§ SET EXERCISE: Return only the number of lines in the entries below that hold the word "value".

§ INPUT FOR THIS TASK:
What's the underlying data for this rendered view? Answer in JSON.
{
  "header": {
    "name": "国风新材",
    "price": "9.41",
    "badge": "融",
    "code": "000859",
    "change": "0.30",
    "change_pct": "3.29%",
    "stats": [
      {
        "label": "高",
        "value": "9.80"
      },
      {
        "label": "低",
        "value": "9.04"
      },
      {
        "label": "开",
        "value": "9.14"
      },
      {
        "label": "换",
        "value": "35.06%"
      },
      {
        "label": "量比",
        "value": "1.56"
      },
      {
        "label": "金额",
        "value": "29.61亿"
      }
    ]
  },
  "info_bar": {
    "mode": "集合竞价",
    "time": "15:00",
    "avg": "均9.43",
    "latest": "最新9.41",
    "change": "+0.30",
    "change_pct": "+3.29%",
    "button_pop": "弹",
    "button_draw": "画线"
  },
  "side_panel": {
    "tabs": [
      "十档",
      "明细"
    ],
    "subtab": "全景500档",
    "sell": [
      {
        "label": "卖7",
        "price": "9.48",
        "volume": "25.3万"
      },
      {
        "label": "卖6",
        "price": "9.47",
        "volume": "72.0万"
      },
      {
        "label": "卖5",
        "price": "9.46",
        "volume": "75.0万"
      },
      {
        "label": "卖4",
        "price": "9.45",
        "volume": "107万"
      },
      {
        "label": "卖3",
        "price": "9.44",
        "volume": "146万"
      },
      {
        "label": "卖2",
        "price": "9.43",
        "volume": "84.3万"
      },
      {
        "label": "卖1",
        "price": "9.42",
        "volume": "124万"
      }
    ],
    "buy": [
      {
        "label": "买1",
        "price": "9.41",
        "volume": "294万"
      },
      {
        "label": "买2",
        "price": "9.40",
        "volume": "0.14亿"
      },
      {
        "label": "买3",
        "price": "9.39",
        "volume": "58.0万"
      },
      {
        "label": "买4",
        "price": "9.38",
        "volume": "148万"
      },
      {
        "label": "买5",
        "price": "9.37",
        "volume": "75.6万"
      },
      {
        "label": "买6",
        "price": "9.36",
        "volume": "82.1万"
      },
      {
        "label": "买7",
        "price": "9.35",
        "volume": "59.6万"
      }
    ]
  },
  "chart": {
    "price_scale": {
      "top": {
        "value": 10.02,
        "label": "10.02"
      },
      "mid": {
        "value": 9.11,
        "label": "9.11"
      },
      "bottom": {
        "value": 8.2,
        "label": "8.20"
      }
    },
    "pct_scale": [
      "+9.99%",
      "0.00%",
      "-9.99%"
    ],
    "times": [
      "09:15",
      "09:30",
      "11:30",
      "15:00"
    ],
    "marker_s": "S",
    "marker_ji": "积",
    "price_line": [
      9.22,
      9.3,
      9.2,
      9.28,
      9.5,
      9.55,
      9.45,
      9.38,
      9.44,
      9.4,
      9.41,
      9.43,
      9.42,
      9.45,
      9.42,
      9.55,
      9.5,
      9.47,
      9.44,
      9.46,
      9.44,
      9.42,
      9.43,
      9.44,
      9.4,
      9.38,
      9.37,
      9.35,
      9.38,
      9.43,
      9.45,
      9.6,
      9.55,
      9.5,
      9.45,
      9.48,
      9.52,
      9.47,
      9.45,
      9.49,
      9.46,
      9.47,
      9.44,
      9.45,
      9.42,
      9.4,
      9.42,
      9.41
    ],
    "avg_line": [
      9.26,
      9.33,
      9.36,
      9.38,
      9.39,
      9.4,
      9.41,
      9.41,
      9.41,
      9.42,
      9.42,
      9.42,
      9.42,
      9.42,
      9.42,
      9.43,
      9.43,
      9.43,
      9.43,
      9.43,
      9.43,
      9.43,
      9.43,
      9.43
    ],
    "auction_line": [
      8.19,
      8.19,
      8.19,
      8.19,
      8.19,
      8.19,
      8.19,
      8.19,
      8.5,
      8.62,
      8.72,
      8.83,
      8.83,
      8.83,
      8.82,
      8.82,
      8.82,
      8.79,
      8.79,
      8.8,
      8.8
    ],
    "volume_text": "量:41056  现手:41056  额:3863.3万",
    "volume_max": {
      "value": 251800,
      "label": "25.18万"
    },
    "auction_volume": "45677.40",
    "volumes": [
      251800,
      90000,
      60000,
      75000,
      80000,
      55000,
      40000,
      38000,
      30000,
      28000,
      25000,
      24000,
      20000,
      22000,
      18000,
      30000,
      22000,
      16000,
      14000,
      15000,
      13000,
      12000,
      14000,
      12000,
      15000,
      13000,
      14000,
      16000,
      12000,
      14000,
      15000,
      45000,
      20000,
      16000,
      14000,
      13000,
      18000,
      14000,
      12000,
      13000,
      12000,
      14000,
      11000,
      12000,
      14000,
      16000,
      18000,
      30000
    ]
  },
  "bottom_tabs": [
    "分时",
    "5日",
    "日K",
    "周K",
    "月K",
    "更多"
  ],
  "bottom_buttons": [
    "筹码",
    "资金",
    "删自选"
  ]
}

§ ANSWER BELOW: 10